Search the material for the word "JSON" and copy each line that holds it.
— begin Supplied information —
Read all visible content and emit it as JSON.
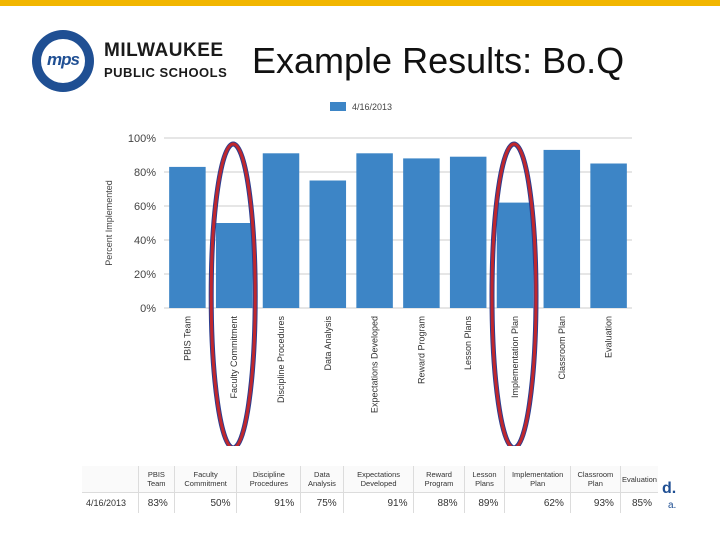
{
  "header": {
    "logo_name": "MILWAUKEE",
    "logo_sub": "PUBLIC SCHOOLS",
    "logo_mark": "mps",
    "title": "Example Results: Bo.Q"
  },
  "chart_data": {
    "type": "bar",
    "title": "",
    "xlabel": "",
    "ylabel": "Percent Implemented",
    "ylim": [
      0,
      100
    ],
    "yticks": [
      "0%",
      "20%",
      "40%",
      "60%",
      "80%",
      "100%"
    ],
    "grid": true,
    "legend_position": "top",
    "categories": [
      "PBIS Team",
      "Faculty Commitment",
      "Discipline Procedures",
      "Data Analysis",
      "Expectations Developed",
      "Reward Program",
      "Lesson Plans",
      "Implementation Plan",
      "Classroom Plan",
      "Evaluation"
    ],
    "series": [
      {
        "name": "4/16/2013",
        "color": "#3d85c6",
        "values": [
          83,
          50,
          91,
          75,
          91,
          88,
          89,
          62,
          93,
          85
        ]
      }
    ],
    "highlighted_categories": [
      "Faculty Commitment",
      "Implementation Plan"
    ],
    "highlight_color": "#c0272d"
  },
  "table": {
    "headers": [
      "PBIS Team",
      "Faculty Commitment",
      "Discipline Procedures",
      "Data Analysis",
      "Expectations Developed",
      "Reward Program",
      "Lesson Plans",
      "Implementation Plan",
      "Classroom Plan",
      "Evaluation"
    ],
    "row_label": "4/16/2013",
    "values": [
      "83%",
      "50%",
      "91%",
      "75%",
      "91%",
      "88%",
      "89%",
      "62%",
      "93%",
      "85%"
    ]
  },
  "footer": {
    "corner_text": "d.",
    "corner_text2": "a."
  }
}
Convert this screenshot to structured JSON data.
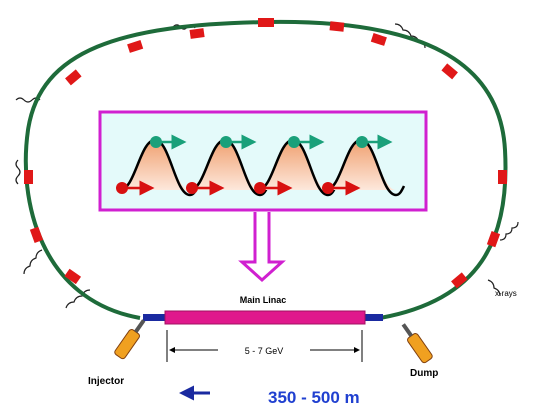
— end Supplied information —
Answer
Read all visible content and emit it as JSON.
Convert this screenshot to structured JSON data.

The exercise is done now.